Write again exactly the lines in the listing below, starting at the line with "Give me the" and ending at the line with "Decode this image", both included. Pictures are not copied.

▶ Given data
^^^^^^^^
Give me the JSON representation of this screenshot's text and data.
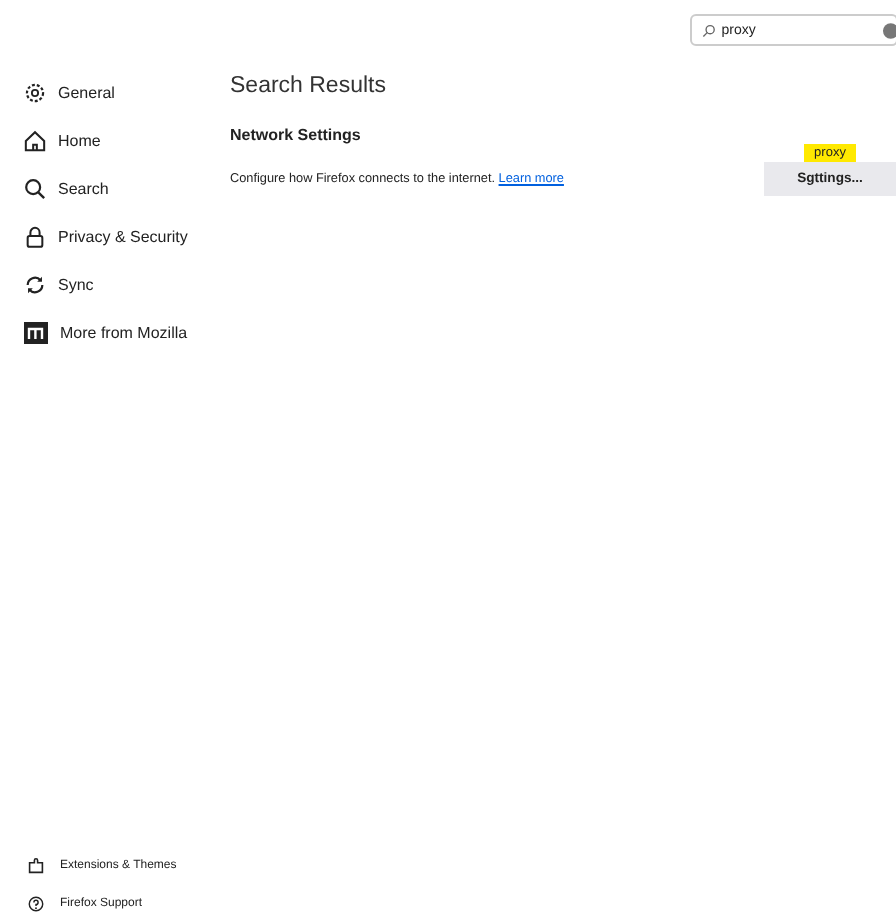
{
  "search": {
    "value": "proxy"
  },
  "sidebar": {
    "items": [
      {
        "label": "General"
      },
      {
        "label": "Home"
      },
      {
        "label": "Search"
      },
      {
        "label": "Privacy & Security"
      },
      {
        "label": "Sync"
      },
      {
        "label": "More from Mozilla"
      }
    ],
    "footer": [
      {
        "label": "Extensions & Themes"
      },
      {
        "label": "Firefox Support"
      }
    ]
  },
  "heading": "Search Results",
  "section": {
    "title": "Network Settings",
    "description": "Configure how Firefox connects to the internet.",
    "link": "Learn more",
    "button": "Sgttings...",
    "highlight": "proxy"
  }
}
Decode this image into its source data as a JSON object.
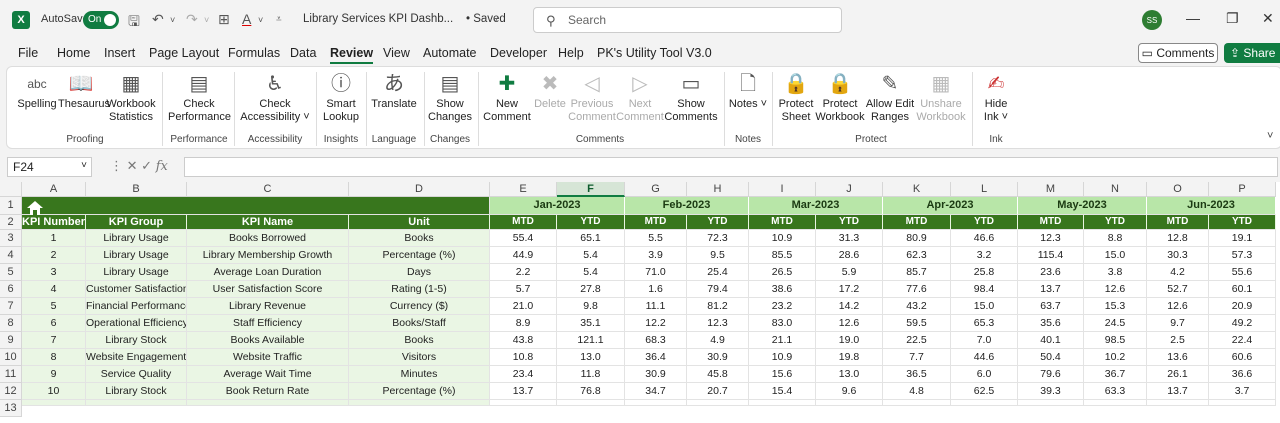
^^^^^^^^
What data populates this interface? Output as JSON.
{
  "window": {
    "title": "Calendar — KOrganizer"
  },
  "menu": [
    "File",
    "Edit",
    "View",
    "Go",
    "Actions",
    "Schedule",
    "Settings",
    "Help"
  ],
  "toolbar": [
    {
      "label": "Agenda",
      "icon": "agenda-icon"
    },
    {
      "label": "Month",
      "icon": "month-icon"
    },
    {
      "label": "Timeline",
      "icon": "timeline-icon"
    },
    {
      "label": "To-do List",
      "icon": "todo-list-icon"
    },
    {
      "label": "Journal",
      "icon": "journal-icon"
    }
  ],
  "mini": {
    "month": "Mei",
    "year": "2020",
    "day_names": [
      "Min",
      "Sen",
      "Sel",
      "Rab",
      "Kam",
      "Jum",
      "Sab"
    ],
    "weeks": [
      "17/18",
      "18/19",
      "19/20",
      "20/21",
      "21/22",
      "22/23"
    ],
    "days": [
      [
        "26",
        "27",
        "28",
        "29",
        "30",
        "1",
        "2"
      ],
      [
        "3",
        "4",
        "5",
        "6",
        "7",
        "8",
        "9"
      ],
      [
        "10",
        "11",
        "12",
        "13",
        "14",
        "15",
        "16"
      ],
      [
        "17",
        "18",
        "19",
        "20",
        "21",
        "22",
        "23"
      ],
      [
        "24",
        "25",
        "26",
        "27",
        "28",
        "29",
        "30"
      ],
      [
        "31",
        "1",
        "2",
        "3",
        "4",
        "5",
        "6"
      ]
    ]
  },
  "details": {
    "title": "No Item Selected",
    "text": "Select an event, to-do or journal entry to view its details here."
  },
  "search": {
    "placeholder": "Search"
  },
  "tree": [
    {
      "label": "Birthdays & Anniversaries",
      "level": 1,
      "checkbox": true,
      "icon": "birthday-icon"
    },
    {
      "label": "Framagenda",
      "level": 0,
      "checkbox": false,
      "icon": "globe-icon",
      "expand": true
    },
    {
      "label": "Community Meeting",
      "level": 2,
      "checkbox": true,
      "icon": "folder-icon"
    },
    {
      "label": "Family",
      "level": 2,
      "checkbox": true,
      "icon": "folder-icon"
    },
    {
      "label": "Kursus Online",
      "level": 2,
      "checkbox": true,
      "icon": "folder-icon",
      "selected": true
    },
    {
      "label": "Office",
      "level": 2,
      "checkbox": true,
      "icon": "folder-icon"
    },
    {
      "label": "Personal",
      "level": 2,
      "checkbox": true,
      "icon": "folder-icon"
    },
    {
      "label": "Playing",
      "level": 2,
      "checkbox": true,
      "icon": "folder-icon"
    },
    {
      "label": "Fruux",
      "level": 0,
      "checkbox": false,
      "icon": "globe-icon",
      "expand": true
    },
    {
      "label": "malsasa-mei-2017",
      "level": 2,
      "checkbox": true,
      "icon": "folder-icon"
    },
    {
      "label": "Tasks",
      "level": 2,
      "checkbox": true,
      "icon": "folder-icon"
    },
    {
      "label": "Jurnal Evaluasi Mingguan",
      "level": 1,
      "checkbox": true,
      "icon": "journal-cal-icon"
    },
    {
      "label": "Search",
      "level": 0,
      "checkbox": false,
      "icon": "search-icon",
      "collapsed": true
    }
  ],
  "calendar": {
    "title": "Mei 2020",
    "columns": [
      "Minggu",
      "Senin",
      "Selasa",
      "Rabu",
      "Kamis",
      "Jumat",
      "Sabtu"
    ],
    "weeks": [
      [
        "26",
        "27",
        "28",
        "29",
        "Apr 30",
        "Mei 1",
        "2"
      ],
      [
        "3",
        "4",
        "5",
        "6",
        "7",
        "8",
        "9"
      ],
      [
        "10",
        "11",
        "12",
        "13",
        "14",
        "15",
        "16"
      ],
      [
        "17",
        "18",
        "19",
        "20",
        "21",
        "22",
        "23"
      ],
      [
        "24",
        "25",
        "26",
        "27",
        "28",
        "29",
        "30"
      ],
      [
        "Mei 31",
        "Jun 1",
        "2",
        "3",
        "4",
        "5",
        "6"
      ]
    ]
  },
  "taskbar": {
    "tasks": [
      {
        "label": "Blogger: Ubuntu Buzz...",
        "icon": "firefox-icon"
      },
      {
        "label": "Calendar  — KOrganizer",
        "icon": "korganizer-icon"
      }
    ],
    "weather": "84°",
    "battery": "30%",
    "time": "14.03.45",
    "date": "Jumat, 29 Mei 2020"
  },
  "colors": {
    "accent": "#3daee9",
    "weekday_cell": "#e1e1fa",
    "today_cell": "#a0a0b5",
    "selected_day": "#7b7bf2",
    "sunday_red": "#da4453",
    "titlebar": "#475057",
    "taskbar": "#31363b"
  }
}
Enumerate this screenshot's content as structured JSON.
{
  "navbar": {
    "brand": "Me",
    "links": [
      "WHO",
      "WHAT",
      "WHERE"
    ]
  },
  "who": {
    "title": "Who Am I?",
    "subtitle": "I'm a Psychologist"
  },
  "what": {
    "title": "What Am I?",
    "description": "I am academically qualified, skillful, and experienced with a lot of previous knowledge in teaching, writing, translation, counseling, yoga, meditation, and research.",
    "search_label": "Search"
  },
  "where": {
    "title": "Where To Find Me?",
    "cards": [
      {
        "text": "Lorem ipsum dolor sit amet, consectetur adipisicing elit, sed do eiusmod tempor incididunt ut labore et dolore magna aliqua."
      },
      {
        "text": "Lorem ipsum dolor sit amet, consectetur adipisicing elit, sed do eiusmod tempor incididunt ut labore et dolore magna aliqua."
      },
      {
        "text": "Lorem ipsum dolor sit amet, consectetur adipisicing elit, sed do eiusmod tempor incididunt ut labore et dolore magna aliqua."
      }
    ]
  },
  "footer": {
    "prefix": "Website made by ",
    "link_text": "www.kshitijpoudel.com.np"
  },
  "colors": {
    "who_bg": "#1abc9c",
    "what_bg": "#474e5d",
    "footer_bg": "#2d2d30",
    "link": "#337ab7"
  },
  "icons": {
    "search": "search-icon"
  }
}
^^^^^^^^
▶ Answer for this exercise
Give me the JSON representation of this screenshot's text and data.
{
  "search": {
    "value": "proxy"
  },
  "sidebar": {
    "items": [
      {
        "label": "General"
      },
      {
        "label": "Home"
      },
      {
        "label": "Search"
      },
      {
        "label": "Privacy & Security"
      },
      {
        "label": "Sync"
      },
      {
        "label": "More from Mozilla"
      }
    ],
    "footer": [
      {
        "label": "Extensions & Themes"
      },
      {
        "label": "Firefox Support"
      }
    ]
  },
  "heading": "Search Results",
  "section": {
    "title": "Network Settings",
    "description": "Configure how Firefox connects to the internet.",
    "link": "Learn more",
    "button": "Sgttings...",
    "highlight": "proxy"
  }
}
Decode this image into its source data as a JSON object.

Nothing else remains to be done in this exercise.